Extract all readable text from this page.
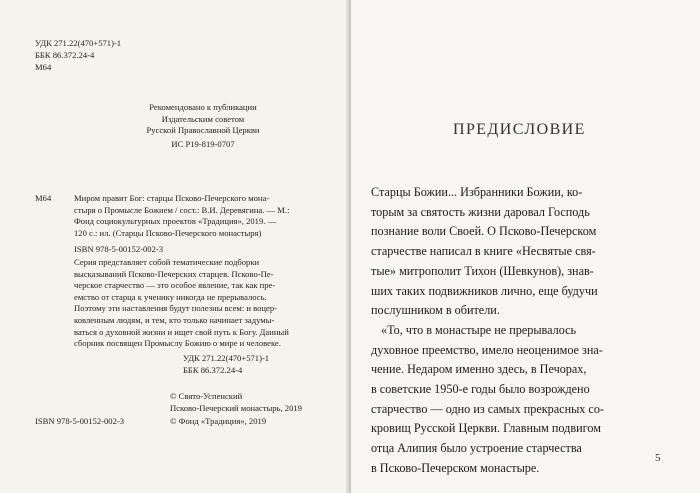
УДК 271.22(470+571)-1
ББК 86.372.24-4
М64
Рекомендовано к публикации
Издательским советом
Русской Православной Церкви
ИС Р19-819-0707
М64	Миром правит Бог: старцы Псково-Печерского мона-
стыря о Промысле Божием / сост.: В.И. Деревягина. — М.:
Фонд социокультурных проектов «Традиция», 2019. —
120 с.: ил. (Старцы Псково-Печерского монастыря)
ISBN 978-5-00152-002-3
Серия представляет собой тематические подборки
высказываний Псково-Печерских старцев. Псково-Пе-
черское старчество — это особое явление, так как пре-
емство от старца к ученику никогда не прерывалось.
Поэтому эти наставления будут полезны всем: и воцер-
ковленным людям, и тем, кто только начинает задумы-
ваться о духовной жизни и ищет свой путь к Богу. Данный
сборник посвящен Промыслу Божию о мире и человеке.
УДК 271.22(470+571)-1
ББК 86.372.24-4
© Свято-Успенский
Псково-Печерский монастырь, 2019
ISBN 978-5-00152-002-3	© Фонд «Традиция», 2019
ПРЕДИСЛОВИЕ
Старцы Божии... Избранники Божии, ко-
торым за святость жизни даровал Господь
познание воли Своей. О Псково-Печерском
старчестве написал в книге «Несвятые свя-
тые» митрополит Тихон (Шевкунов), знав-
ших таких подвижников лично, еще будучи
послушником в обители.
«То, что в монастыре не прерывалось
духовное преемство, имело неоценимое зна-
чение. Недаром именно здесь, в Печорах,
в советские 1950-е годы было возрождено
старчество — одно из самых прекрасных со-
кровищ Русской Церкви. Главным подвигом
отца Алипия было устроение старчества
в Псково-Печерском монастыре.
5
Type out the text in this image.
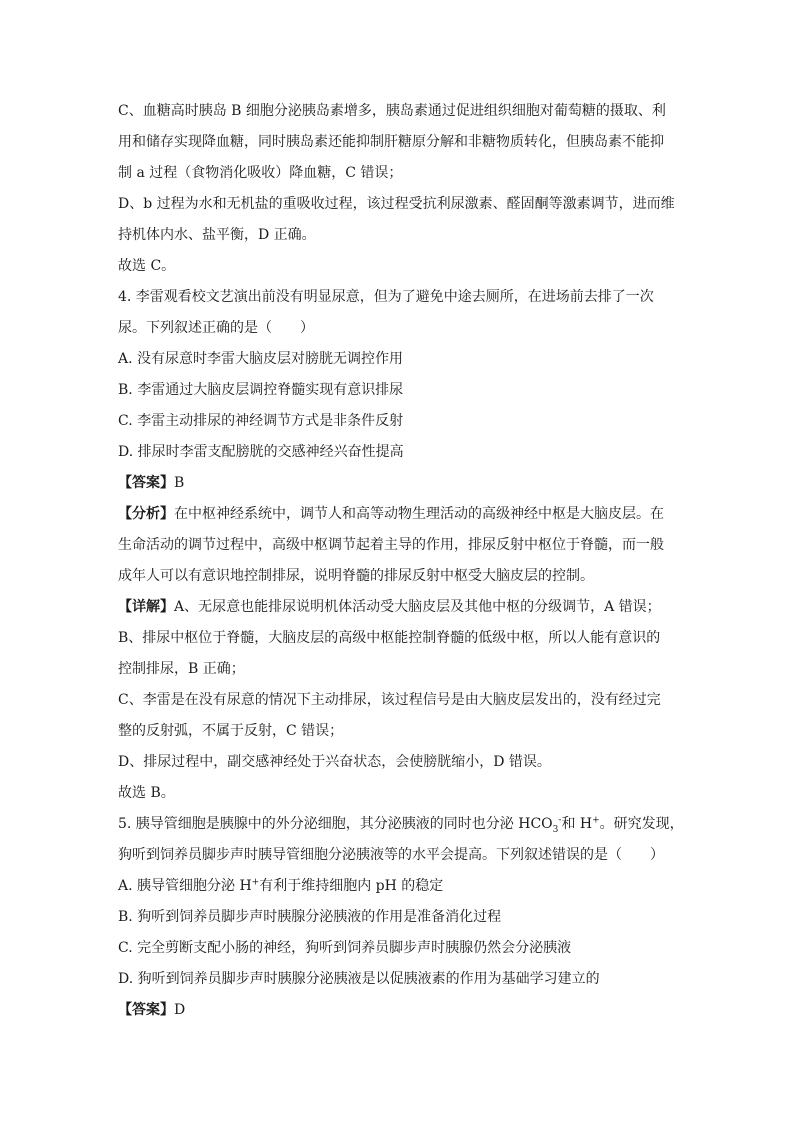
C、血糖高时胰岛 B 细胞分泌胰岛素增多，胰岛素通过促进组织细胞对葡萄糖的摄取、利

用和储存实现降血糖，同时胰岛素还能抑制肝糖原分解和非糖物质转化，但胰岛素不能抑

制 a 过程（食物消化吸收）降血糖，C 错误；

D、b 过程为水和无机盐的重吸收过程，该过程受抗利尿激素、醛固酮等激素调节，进而维

持机体内水、盐平衡，D 正确。

故选 C。

4. 李雷观看校文艺演出前没有明显尿意，但为了避免中途去厕所，在进场前去排了一次

尿。下列叙述正确的是（　　）

A. 没有尿意时李雷大脑皮层对膀胱无调控作用

B. 李雷通过大脑皮层调控脊髓实现有意识排尿

C. 李雷主动排尿的神经调节方式是非条件反射

D. 排尿时李雷支配膀胱的交感神经兴奋性提高

【答案】B

【分析】在中枢神经系统中，调节人和高等动物生理活动的高级神经中枢是大脑皮层。在

生命活动的调节过程中，高级中枢调节起着主导的作用，排尿反射中枢位于脊髓，而一般

成年人可以有意识地控制排尿，说明脊髓的排尿反射中枢受大脑皮层的控制。

【详解】A、无尿意也能排尿说明机体活动受大脑皮层及其他中枢的分级调节，A 错误；

B、排尿中枢位于脊髓，大脑皮层的高级中枢能控制脊髓的低级中枢，所以人能有意识的

控制排尿，B 正确；

C、李雷是在没有尿意的情况下主动排尿，该过程信号是由大脑皮层发出的，没有经过完

整的反射弧，不属于反射，C 错误；

D、排尿过程中，副交感神经处于兴奋状态，会使膀胱缩小，D 错误。

故选 B。

5. 胰导管细胞是胰腺中的外分泌细胞，其分泌胰液的同时也分泌 $HCO_3^-$和 H+。研究发现，

狗听到饲养员脚步声时胰导管细胞分泌胰液等的水平会提高。下列叙述错误的是（　　）

A. 胰导管细胞分泌 H+有利于维持细胞内 pH 的稳定

B. 狗听到饲养员脚步声时胰腺分泌胰液的作用是准备消化过程

C. 完全剪断支配小肠的神经，狗听到饲养员脚步声时胰腺仍然会分泌胰液

D. 狗听到饲养员脚步声时胰腺分泌胰液是以促胰液素的作用为基础学习建立的

【答案】D
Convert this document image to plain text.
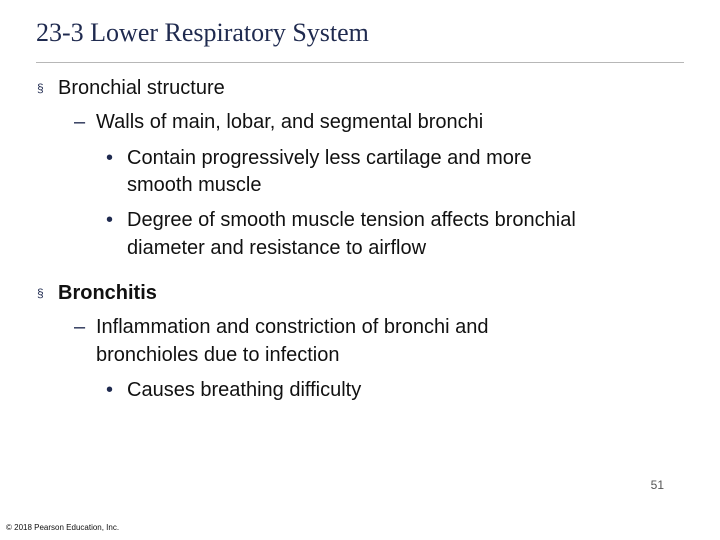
23-3 Lower Respiratory System
§ Bronchial structure
– Walls of main, lobar, and segmental bronchi
• Contain progressively less cartilage and more
smooth muscle
• Degree of smooth muscle tension affects bronchial
diameter and resistance to airflow
§ Bronchitis
– Inflammation and constriction of bronchi and
bronchioles due to infection
• Causes breathing difficulty
51
© 2018 Pearson Education, Inc.
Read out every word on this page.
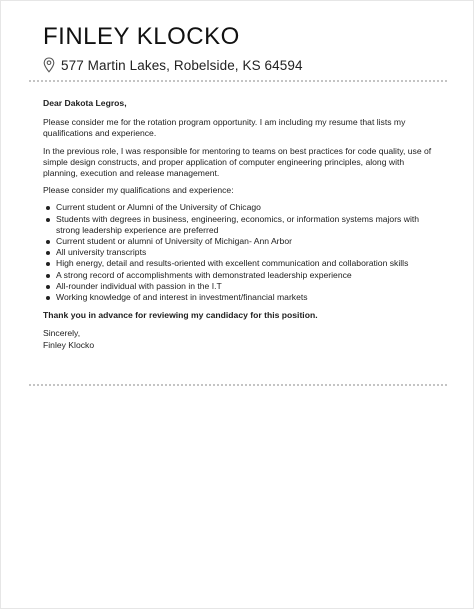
FINLEY KLOCKO
577 Martin Lakes, Robelside, KS 64594

Dear Dakota Legros,

Please consider me for the rotation program opportunity. I am including my resume that lists my qualifications and experience.

In the previous role, I was responsible for mentoring to teams on best practices for code quality, use of simple design constructs, and proper application of computer engineering principles, along with planning, execution and release management.

Please consider my qualifications and experience:

Current student or Alumni of the University of Chicago
Students with degrees in business, engineering, economics, or information systems majors with strong leadership experience are preferred
Current student or alumni of University of Michigan- Ann Arbor
All university transcripts
High energy, detail and results-oriented with excellent communication and collaboration skills
A strong record of accomplishments with demonstrated leadership experience
All-rounder individual with passion in the I.T
Working knowledge of and interest in investment/financial markets

Thank you in advance for reviewing my candidacy for this position.

Sincerely,

Finley Klocko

══════════

Restate the full listing verbatim and drop every picture.

Extract all readable text from this page.
УДК 271.22(470+571)-1
ББК 86.372.24-4
М64
Рекомендовано к публикации
Издательским советом
Русской Православной Церкви
ИС Р19-819-0707
М64	Миром правит Бог: старцы Псково-Печерского мона-
стыря о Промысле Божием / сост.: В.И. Деревягина. — М.:
Фонд социокультурных проектов «Традиция», 2019. —
120 с.: ил. (Старцы Псково-Печерского монастыря)
ISBN 978-5-00152-002-3
Серия представляет собой тематические подборки
высказываний Псково-Печерских старцев. Псково-Пе-
черское старчество — это особое явление, так как пре-
емство от старца к ученику никогда не прерывалось.
Поэтому эти наставления будут полезны всем: и воцер-
ковленным людям, и тем, кто только начинает задумы-
ваться о духовной жизни и ищет свой путь к Богу. Данный
сборник посвящен Промыслу Божию о мире и человеке.
УДК 271.22(470+571)-1
ББК 86.372.24-4
© Свято-Успенский
Псково-Печерский монастырь, 2019
ISBN 978-5-00152-002-3	© Фонд «Традиция», 2019
ПРЕДИСЛОВИЕ
Старцы Божии... Избранники Божии, ко-
торым за святость жизни даровал Господь
познание воли Своей. О Псково-Печерском
старчестве написал в книге «Несвятые свя-
тые» митрополит Тихон (Шевкунов), знав-
ших таких подвижников лично, еще будучи
послушником в обители.
«То, что в монастыре не прерывалось
духовное преемство, имело неоценимое зна-
чение. Недаром именно здесь, в Печорах,
в советские 1950-е годы было возрождено
старчество — одно из самых прекрасных со-
кровищ Русской Церкви. Главным подвигом
отца Алипия было устроение старчества
в Псково-Печерском монастыре.
5
Type out the text in this image.
C、血糖高时胰岛 B 细胞分泌胰岛素增多，胰岛素通过促进组织细胞对葡萄糖的摄取、利

用和储存实现降血糖，同时胰岛素还能抑制肝糖原分解和非糖物质转化，但胰岛素不能抑

制 a 过程（食物消化吸收）降血糖，C 错误；

D、b 过程为水和无机盐的重吸收过程，该过程受抗利尿激素、醛固酮等激素调节，进而维

持机体内水、盐平衡，D 正确。

故选 C。

4. 李雷观看校文艺演出前没有明显尿意，但为了避免中途去厕所，在进场前去排了一次

尿。下列叙述正确的是（　　）

A. 没有尿意时李雷大脑皮层对膀胱无调控作用

B. 李雷通过大脑皮层调控脊髓实现有意识排尿

C. 李雷主动排尿的神经调节方式是非条件反射

D. 排尿时李雷支配膀胱的交感神经兴奋性提高

【答案】B

【分析】在中枢神经系统中，调节人和高等动物生理活动的高级神经中枢是大脑皮层。在

生命活动的调节过程中，高级中枢调节起着主导的作用，排尿反射中枢位于脊髓，而一般

成年人可以有意识地控制排尿，说明脊髓的排尿反射中枢受大脑皮层的控制。

【详解】A、无尿意也能排尿说明机体活动受大脑皮层及其他中枢的分级调节，A 错误；

B、排尿中枢位于脊髓，大脑皮层的高级中枢能控制脊髓的低级中枢，所以人能有意识的

控制排尿，B 正确；

C、李雷是在没有尿意的情况下主动排尿，该过程信号是由大脑皮层发出的，没有经过完

整的反射弧，不属于反射，C 错误；

D、排尿过程中，副交感神经处于兴奋状态，会使膀胱缩小，D 错误。

故选 B。

5. 胰导管细胞是胰腺中的外分泌细胞，其分泌胰液的同时也分泌 $HCO_3^-$和 H+。研究发现，

狗听到饲养员脚步声时胰导管细胞分泌胰液等的水平会提高。下列叙述错误的是（　　）

A. 胰导管细胞分泌 H+有利于维持细胞内 pH 的稳定

B. 狗听到饲养员脚步声时胰腺分泌胰液的作用是准备消化过程

C. 完全剪断支配小肠的神经，狗听到饲养员脚步声时胰腺仍然会分泌胰液

D. 狗听到饲养员脚步声时胰腺分泌胰液是以促胰液素的作用为基础学习建立的

【答案】D
Convert this document image to plain text.
23-3 Lower Respiratory System
§ Bronchial structure
– Walls of main, lobar, and segmental bronchi
• Contain progressively less cartilage and more
smooth muscle
• Degree of smooth muscle tension affects bronchial
diameter and resistance to airflow
§ Bronchitis
– Inflammation and constriction of bronchi and
bronchioles due to infection
• Causes breathing difficulty
51
© 2018 Pearson Education, Inc.
Read out every word on this page.
FINLEY KLOCKO
577 Martin Lakes, Robelside, KS 64594

Dear Dakota Legros,

Please consider me for the rotation program opportunity. I am including my resume that lists my qualifications and experience.

In the previous role, I was responsible for mentoring to teams on best practices for code quality, use of simple design constructs, and proper application of computer engineering principles, along with planning, execution and release management.

Please consider my qualifications and experience:

Current student or Alumni of the University of Chicago
Students with degrees in business, engineering, economics, or information systems majors with strong leadership experience are preferred
Current student or alumni of University of Michigan- Ann Arbor
All university transcripts
High energy, detail and results-oriented with excellent communication and collaboration skills
A strong record of accomplishments with demonstrated leadership experience
All-rounder individual with passion in the I.T
Working knowledge of and interest in investment/financial markets

Thank you in advance for reviewing my candidacy for this position.

Sincerely,

Finley Klocko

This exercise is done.